----- Records for this exercise -----

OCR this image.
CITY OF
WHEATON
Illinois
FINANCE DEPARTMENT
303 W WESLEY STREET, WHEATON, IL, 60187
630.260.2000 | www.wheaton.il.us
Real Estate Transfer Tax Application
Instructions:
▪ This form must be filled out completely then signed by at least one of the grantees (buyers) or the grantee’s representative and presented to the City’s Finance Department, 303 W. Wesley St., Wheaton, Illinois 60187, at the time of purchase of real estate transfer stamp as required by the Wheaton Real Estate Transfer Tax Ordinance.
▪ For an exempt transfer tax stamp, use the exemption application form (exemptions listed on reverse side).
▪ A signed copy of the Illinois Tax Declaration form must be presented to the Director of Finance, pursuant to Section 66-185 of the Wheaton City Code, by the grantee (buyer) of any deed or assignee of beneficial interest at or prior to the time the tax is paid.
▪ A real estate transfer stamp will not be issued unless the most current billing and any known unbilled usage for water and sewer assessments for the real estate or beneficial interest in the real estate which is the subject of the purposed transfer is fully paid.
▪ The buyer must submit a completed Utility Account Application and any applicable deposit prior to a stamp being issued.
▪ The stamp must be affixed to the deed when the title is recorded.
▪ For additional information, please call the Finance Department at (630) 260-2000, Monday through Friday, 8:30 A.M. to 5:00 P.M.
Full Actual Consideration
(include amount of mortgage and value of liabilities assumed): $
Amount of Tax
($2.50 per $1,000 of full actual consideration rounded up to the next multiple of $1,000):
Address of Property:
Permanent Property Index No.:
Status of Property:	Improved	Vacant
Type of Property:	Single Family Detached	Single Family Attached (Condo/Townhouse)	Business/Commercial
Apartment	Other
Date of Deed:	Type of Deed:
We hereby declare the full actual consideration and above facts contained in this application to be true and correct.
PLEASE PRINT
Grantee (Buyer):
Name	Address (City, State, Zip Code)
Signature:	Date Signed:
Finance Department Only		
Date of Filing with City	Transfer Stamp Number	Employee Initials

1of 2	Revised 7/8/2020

-----
----- Records for this exercise -----

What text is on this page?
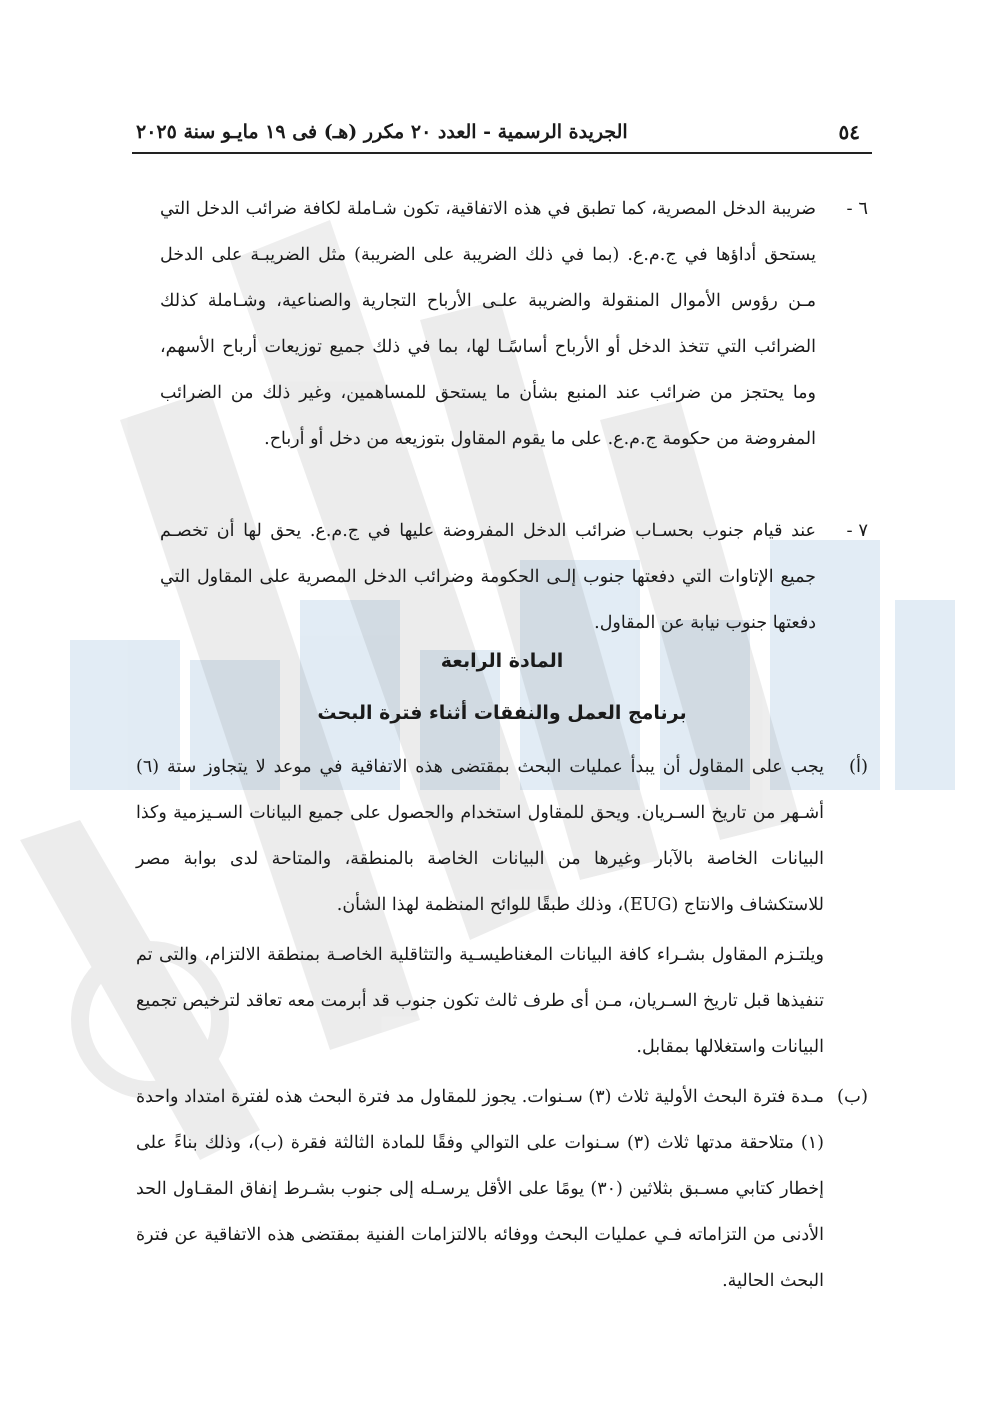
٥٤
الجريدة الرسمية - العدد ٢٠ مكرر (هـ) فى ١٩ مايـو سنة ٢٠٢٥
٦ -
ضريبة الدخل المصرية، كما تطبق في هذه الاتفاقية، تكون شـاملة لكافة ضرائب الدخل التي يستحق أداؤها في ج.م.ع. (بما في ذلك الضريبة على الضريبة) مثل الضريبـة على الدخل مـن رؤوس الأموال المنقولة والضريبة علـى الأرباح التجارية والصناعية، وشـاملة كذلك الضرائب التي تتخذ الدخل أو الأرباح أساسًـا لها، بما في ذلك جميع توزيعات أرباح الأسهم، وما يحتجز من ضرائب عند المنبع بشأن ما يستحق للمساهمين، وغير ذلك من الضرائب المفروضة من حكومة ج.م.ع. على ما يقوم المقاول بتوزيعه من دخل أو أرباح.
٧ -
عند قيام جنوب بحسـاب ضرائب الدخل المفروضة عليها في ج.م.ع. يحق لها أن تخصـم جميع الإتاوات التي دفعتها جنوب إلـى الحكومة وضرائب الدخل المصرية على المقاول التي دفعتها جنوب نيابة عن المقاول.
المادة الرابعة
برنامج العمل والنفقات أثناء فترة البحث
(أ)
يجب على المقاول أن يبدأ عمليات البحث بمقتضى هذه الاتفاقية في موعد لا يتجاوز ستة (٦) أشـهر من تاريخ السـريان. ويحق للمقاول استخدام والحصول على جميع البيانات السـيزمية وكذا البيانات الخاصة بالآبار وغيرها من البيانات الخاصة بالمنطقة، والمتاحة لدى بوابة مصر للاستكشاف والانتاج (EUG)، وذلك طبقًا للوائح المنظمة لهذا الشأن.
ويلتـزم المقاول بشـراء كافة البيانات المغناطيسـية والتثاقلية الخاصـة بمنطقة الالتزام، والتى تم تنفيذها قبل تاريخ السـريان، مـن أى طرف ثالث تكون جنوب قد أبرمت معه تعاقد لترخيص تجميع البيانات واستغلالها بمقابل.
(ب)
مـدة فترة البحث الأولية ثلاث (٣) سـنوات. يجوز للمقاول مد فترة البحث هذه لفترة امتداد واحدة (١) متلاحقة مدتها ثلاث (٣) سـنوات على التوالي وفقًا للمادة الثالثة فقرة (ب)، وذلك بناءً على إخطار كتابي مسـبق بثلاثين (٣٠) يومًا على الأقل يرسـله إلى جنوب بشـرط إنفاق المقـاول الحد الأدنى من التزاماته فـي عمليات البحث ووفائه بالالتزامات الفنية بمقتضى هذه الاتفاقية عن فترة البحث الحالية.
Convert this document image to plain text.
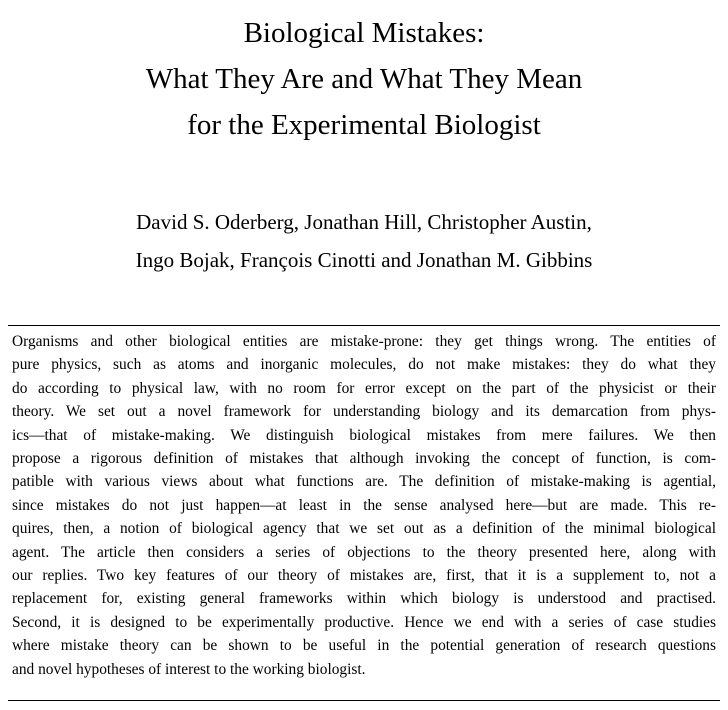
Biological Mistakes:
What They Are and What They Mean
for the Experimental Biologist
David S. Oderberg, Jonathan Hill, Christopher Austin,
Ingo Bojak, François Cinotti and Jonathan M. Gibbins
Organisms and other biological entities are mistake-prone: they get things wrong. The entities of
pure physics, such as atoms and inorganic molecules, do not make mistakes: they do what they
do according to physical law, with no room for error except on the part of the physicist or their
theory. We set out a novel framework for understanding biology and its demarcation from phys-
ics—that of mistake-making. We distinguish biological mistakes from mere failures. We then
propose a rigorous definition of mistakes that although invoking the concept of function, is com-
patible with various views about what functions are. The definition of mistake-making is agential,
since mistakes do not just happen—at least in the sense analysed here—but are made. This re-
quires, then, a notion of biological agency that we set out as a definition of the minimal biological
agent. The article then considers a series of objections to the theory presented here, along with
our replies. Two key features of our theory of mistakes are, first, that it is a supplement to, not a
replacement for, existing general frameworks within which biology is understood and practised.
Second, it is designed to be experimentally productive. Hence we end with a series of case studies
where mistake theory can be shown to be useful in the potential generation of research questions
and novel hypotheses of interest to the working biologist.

-----

Your objective: Pull out all lines in the data above that include "Property".

Correct answer:
Address of Property:
Permanent Property Index No.:
Status of Property:	Improved	Vacant
Type of Property:	Single Family Detached	Single Family Attached (Condo/Townhouse)	Business/Commercial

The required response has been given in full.